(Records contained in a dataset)

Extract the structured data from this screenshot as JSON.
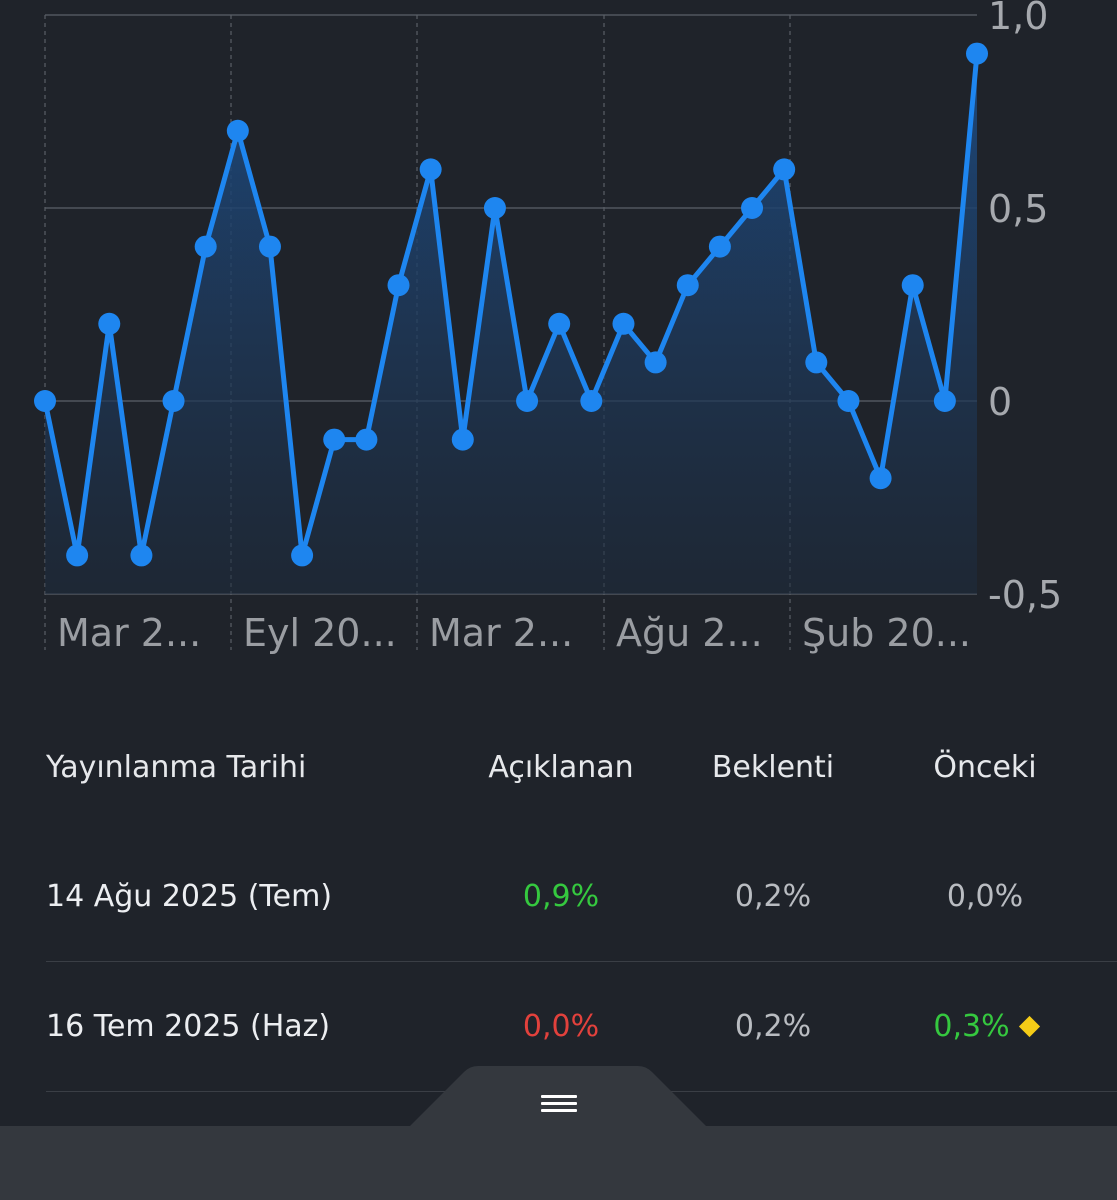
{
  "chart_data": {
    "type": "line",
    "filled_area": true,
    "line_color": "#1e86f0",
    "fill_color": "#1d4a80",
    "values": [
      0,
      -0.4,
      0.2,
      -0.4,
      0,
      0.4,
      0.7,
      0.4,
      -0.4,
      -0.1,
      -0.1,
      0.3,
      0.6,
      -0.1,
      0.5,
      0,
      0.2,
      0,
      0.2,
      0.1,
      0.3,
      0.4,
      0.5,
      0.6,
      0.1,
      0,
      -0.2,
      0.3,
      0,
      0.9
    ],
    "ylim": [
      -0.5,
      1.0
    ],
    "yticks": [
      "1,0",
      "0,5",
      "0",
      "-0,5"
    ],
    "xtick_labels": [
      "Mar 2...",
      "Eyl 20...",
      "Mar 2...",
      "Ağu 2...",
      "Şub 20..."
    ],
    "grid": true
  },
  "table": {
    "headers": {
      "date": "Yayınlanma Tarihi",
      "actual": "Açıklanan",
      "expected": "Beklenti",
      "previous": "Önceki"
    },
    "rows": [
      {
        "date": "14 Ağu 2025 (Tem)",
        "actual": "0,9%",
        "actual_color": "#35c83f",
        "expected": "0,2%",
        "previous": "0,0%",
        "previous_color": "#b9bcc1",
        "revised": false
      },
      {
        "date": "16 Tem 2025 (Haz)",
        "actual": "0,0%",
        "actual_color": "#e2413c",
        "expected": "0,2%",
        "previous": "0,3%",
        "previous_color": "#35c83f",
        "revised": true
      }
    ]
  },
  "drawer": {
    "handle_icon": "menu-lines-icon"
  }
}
---
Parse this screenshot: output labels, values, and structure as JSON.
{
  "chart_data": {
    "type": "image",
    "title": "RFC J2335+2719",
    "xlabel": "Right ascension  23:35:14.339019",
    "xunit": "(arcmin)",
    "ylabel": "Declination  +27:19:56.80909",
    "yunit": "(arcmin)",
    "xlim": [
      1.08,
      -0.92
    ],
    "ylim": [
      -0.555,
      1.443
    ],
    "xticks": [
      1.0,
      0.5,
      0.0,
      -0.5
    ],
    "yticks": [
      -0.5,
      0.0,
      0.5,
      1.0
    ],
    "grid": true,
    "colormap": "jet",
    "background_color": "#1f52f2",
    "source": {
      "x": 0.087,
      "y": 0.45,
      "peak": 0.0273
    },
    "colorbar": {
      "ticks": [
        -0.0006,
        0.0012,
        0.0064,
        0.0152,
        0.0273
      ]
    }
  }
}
--
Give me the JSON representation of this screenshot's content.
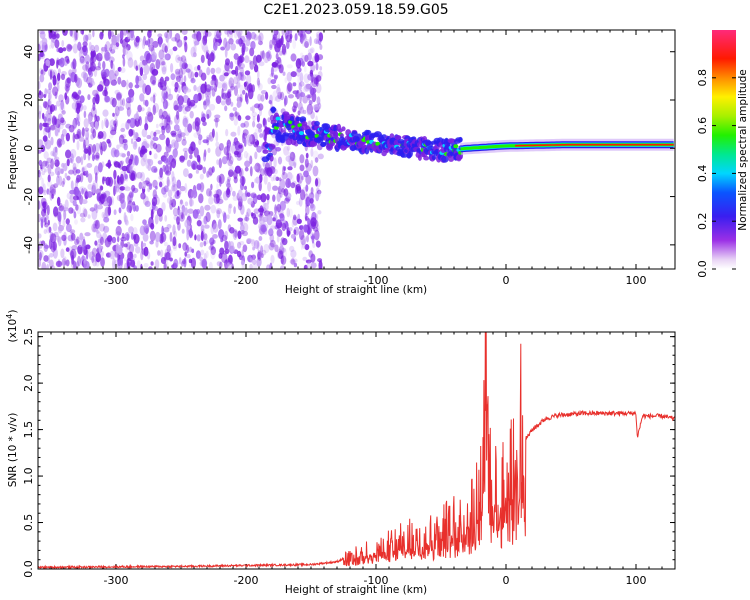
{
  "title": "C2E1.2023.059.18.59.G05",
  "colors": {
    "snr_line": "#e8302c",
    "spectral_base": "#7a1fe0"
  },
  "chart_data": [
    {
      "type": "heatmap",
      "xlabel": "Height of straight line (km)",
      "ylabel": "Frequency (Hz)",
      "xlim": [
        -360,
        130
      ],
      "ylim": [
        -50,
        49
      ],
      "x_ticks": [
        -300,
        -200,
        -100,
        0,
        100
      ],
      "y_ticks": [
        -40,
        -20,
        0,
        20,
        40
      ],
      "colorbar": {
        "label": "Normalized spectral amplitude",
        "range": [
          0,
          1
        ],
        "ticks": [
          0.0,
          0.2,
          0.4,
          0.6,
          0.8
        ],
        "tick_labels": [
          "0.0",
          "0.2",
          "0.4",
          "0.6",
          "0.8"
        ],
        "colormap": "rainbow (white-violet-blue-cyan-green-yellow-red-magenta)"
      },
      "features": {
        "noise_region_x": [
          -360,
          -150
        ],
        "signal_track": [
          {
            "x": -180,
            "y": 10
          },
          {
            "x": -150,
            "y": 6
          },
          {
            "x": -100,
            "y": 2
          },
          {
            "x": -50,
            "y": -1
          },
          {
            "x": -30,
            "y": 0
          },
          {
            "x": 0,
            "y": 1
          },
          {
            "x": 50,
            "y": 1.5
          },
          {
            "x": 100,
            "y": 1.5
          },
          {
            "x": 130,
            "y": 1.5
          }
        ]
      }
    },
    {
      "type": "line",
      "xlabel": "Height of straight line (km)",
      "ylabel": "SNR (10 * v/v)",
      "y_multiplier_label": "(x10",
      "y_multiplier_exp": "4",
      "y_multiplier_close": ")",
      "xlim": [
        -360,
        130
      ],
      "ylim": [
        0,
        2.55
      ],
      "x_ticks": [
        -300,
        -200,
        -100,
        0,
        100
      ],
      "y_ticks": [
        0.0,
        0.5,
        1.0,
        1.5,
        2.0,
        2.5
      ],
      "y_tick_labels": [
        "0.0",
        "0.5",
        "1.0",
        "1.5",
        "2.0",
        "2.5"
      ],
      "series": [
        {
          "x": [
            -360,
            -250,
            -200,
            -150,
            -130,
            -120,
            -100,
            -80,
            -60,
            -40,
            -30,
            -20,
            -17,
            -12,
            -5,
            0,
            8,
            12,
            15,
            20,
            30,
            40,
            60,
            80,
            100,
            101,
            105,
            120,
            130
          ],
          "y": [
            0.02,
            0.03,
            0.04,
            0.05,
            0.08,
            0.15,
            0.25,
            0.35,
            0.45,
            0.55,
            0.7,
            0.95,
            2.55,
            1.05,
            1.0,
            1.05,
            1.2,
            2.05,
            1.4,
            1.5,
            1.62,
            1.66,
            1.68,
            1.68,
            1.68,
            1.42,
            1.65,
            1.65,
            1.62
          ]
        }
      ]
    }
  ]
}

● **The request**: Check each line of the entries above, and show every one holding the word "values".

● **The output**:
    "values": [
Parse this screenshot: output labels, values, and structure as JSON.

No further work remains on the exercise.